PROBLEM DESCRIPTION:
Print out the material that follows word for word.

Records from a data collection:
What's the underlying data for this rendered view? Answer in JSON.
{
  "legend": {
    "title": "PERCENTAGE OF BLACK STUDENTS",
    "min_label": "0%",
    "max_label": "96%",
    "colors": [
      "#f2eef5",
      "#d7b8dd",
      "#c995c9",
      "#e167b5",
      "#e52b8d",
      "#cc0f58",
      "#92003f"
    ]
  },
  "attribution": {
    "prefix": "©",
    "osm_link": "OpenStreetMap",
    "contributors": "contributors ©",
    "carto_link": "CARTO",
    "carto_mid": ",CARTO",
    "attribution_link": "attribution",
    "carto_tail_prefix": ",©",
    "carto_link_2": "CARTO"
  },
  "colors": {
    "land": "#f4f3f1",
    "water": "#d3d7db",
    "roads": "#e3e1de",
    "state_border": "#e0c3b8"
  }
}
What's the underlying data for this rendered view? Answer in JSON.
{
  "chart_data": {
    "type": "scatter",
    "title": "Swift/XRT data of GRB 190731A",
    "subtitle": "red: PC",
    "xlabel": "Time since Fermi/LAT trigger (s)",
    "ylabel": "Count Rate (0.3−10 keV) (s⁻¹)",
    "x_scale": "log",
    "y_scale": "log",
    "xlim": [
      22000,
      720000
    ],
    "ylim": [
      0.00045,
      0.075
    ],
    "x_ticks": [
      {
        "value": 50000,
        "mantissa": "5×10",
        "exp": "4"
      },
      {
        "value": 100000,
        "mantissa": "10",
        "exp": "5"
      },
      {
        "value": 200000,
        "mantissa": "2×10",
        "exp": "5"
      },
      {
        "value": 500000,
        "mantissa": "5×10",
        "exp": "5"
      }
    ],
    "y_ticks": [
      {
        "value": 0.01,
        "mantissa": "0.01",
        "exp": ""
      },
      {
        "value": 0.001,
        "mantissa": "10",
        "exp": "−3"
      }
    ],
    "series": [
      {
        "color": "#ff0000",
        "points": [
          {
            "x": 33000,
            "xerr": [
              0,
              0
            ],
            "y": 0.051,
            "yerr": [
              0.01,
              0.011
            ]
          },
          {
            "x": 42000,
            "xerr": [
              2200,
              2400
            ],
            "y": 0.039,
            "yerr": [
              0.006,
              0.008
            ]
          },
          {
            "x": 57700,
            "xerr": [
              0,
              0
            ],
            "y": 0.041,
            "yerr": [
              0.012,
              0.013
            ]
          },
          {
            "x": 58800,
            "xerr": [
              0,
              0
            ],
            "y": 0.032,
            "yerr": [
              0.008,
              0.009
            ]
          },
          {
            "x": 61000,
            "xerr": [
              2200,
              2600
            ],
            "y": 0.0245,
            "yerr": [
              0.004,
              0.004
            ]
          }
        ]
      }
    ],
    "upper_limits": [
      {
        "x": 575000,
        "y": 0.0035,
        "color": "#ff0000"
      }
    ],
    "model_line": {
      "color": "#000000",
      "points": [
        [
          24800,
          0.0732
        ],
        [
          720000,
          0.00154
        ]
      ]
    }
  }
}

TASK OUTPUT:
What's the underlying data for this rendered view? Answer in JSON.
{
  "legend": {
    "title": "PERCENTAGE OF BLACK STUDENTS",
    "min_label": "0%",
    "max_label": "96%",
    "colors": [
      "#f2eef5",
      "#d7b8dd",
      "#c995c9",
      "#e167b5",
      "#e52b8d",
      "#cc0f58",
      "#92003f"
    ]
  },
  "attribution": {
    "prefix": "©",
    "osm_link": "OpenStreetMap",
    "contributors": "contributors ©",
    "carto_link": "CARTO",
    "carto_mid": ",CARTO",
    "attribution_link": "attribution",
    "carto_tail_prefix": ",©",
    "carto_link_2": "CARTO"
  },
  "colors": {
    "land": "#f4f3f1",
    "water": "#d3d7db",
    "roads": "#e3e1de",
    "state_border": "#e0c3b8"
  }
}
What's the underlying data for this rendered view? Answer in JSON.
{
  "chart_data": {
    "type": "scatter",
    "title": "Swift/XRT data of GRB 190731A",
    "subtitle": "red: PC",
    "xlabel": "Time since Fermi/LAT trigger (s)",
    "ylabel": "Count Rate (0.3−10 keV) (s⁻¹)",
    "x_scale": "log",
    "y_scale": "log",
    "xlim": [
      22000,
      720000
    ],
    "ylim": [
      0.00045,
      0.075
    ],
    "x_ticks": [
      {
        "value": 50000,
        "mantissa": "5×10",
        "exp": "4"
      },
      {
        "value": 100000,
        "mantissa": "10",
        "exp": "5"
      },
      {
        "value": 200000,
        "mantissa": "2×10",
        "exp": "5"
      },
      {
        "value": 500000,
        "mantissa": "5×10",
        "exp": "5"
      }
    ],
    "y_ticks": [
      {
        "value": 0.01,
        "mantissa": "0.01",
        "exp": ""
      },
      {
        "value": 0.001,
        "mantissa": "10",
        "exp": "−3"
      }
    ],
    "series": [
      {
        "color": "#ff0000",
        "points": [
          {
            "x": 33000,
            "xerr": [
              0,
              0
            ],
            "y": 0.051,
            "yerr": [
              0.01,
              0.011
            ]
          },
          {
            "x": 42000,
            "xerr": [
              2200,
              2400
            ],
            "y": 0.039,
            "yerr": [
              0.006,
              0.008
            ]
          },
          {
            "x": 57700,
            "xerr": [
              0,
              0
            ],
            "y": 0.041,
            "yerr": [
              0.012,
              0.013
            ]
          },
          {
            "x": 58800,
            "xerr": [
              0,
              0
            ],
            "y": 0.032,
            "yerr": [
              0.008,
              0.009
            ]
          },
          {
            "x": 61000,
            "xerr": [
              2200,
              2600
            ],
            "y": 0.0245,
            "yerr": [
              0.004,
              0.004
            ]
          }
        ]
      }
    ],
    "upper_limits": [
      {
        "x": 575000,
        "y": 0.0035,
        "color": "#ff0000"
      }
    ],
    "model_line": {
      "color": "#000000",
      "points": [
        [
          24800,
          0.0732
        ],
        [
          720000,
          0.00154
        ]
      ]
    }
  }
}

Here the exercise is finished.